■ **DIRECTIVE**
In the data that follows, count the lines in which the word "Herzogin" occurs, and report that figure alone.

[START OF DATA ENTRIES]

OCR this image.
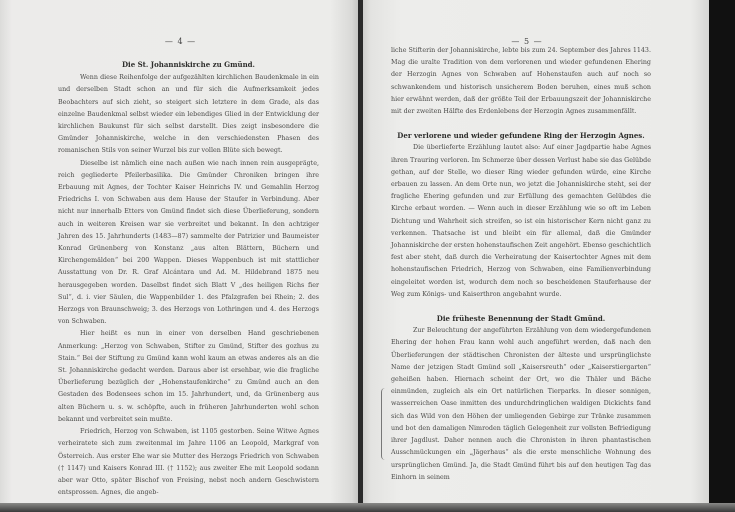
— 4 —
Die St. Johanniskirche zu Gmünd.

Wenn diese Reihenfolge der aufgezählten kirchlichen Baudenkmale in ein und derselben Stadt schon an und für sich die Aufmerksamkeit jedes Beobachters auf sich zieht, so steigert sich letztere in dem Grade, als das einzelne Baudenkmal selbst wieder ein lebendiges Glied in der Entwicklung der kirchlichen Baukunst für sich selbst darstellt. Dies zeigt insbesondere die Gmünder Johanniskirche, welche in den verschiedensten Phasen des romanischen Stils von seiner Wurzel bis zur vollen Blüte sich bewegt.

Dieselbe ist nämlich eine nach außen wie nach innen rein ausgeprägte, reich gegliederte Pfeilerbasilika. Die Gmünder Chroniken bringen ihre Erbauung mit Agnes, der Tochter Kaiser Heinrichs IV. und Gemahlin Herzog Friedrichs I. von Schwaben aus dem Hause der Staufer in Verbindung. Aber nicht nur innerhalb Etters von Gmünd findet sich diese Überlieferung, sondern auch in weiteren Kreisen war sie verbreitet und bekannt. In den achtziger Jahren des 15. Jahrhunderts (1483—87) sammelte der Patrizier und Baumeister Konrad Grünenberg von Konstanz „aus alten Blättern, Büchern und Kirchengemälden“ bei 200 Wappen. Dieses Wappenbuch ist mit stattlicher Ausstattung von Dr. R. Graf Alcántara und Ad. M. Hildebrand 1875 neu herausgegeben worden. Daselbst findet sich Blatt V „des heiligen Richs fier Sul“, d. i. vier Säulen, die Wappenbilder 1. des Pfalzgrafen bei Rhein; 2. des Herzogs von Braunschweig; 3. des Herzogs von Lothringen und 4. des Herzogs von Schwaben.

Hier heißt es nun in einer von derselben Hand geschriebenen Anmerkung: „Herzog von Schwaben, Stifter zu Gmünd, Stifter des gozhus zu Stain.“ Bei der Stiftung zu Gmünd kann wohl kaum an etwas anderes als an die St. Johanniskirche gedacht werden. Daraus aber ist ersehbar, wie die fragliche Überlieferung bezüglich der „Hohenstaufenkirche“ zu Gmünd auch an den Gestaden des Bodensees schon im 15. Jahrhundert, und, da Grünenberg aus alten Büchern u. s. w. schöpfte, auch in früheren Jahrhunderten wohl schon bekannt und verbreitet sein mußte.

Friedrich, Herzog von Schwaben, ist 1105 gestorben. Seine Witwe Agnes verheiratete sich zum zweitenmal im Jahre 1106 an Leopold, Markgraf von Österreich. Aus erster Ehe war sie Mutter des Herzogs Friedrich von Schwaben († 1147) und Kaisers Konrad III. († 1152); aus zweiter Ehe mit Leopold sodann aber war Otto, später Bischof von Freising, nebst noch andern Geschwistern entsprossen. Agnes, die angeb-

— 5 —

liche Stifterin der Johanniskirche, lebte bis zum 24. September des Jahres 1143. Mag die uralte Tradition von dem verlorenen und wieder gefundenen Ehering der Herzogin Agnes von Schwaben auf Hohenstaufen auch auf noch so schwankendem und historisch unsicherem Boden beruhen, eines muß schon hier erwähnt werden, daß der größte Teil der Erbauungszeit der Johanniskirche mit der zweiten Hälfte des Erdenlebens der Herzogin Agnes zusammenfällt.

Der verlorene und wieder gefundene Ring der Herzogin Agnes.

Die überlieferte Erzählung lautet also: Auf einer Jagdpartie habe Agnes ihren Trauring verloren. Im Schmerze über dessen Verlust habe sie das Gelübde gethan, auf der Stelle, wo dieser Ring wieder gefunden würde, eine Kirche erbauen zu lassen. An dem Orte nun, wo jetzt die Johanniskirche steht, sei der fragliche Ehering gefunden und zur Erfüllung des gemachten Gelübdes die Kirche erbaut worden. — Wenn auch in dieser Erzählung wie so oft im Leben Dichtung und Wahrheit sich streifen, so ist ein historischer Kern nicht ganz zu verkennen. Thatsache ist und bleibt ein für allemal, daß die Gmünder Johanniskirche der ersten hohenstaufischen Zeit angehört. Ebenso geschichtlich fest aber steht, daß durch die Verheiratung der Kaisertochter Agnes mit dem hohenstaufischen Friedrich, Herzog von Schwaben, eine Familienverbindung eingeleitet worden ist, wodurch dem noch so bescheidenen Stauferhause der Weg zum Königs- und Kaiserthron angebahnt wurde.

Die früheste Benennung der Stadt Gmünd.

Zur Beleuchtung der angeführten Erzählung von dem wiedergefundenen Ehering der hohen Frau kann wohl auch angeführt werden, daß nach den Überlieferungen der städtischen Chronisten der älteste und ursprünglichste Name der jetzigen Stadt Gmünd soll „Kaisersreuth“ oder „Kaiserstiergarten“ geheißen haben. Hiernach scheint der Ort, wo die Thäler und Bäche einmünden, zugleich als ein Ort natürlichen Tierparks. In dieser sonnigen, wasserreichen Oase inmitten des undurchdringlichen waldigen Dickichts fand sich das Wild von den Höhen der umliegenden Gebirge zur Tränke zusammen und bot den damaligen Nimroden täglich Gelegenheit zur vollsten Befriedigung ihrer Jagdlust. Daher nennen auch die Chronisten in ihren phantastischen Ausschmückungen ein „Jägerhaus“ als die erste menschliche Wohnung des ursprünglichen Gmünd. Ja, die Stadt Gmünd führt bis auf den heutigen Tag das Einhorn in seinem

[END OF DATA ENTRIES]

■ **RESPONSE TO THE TASK**
2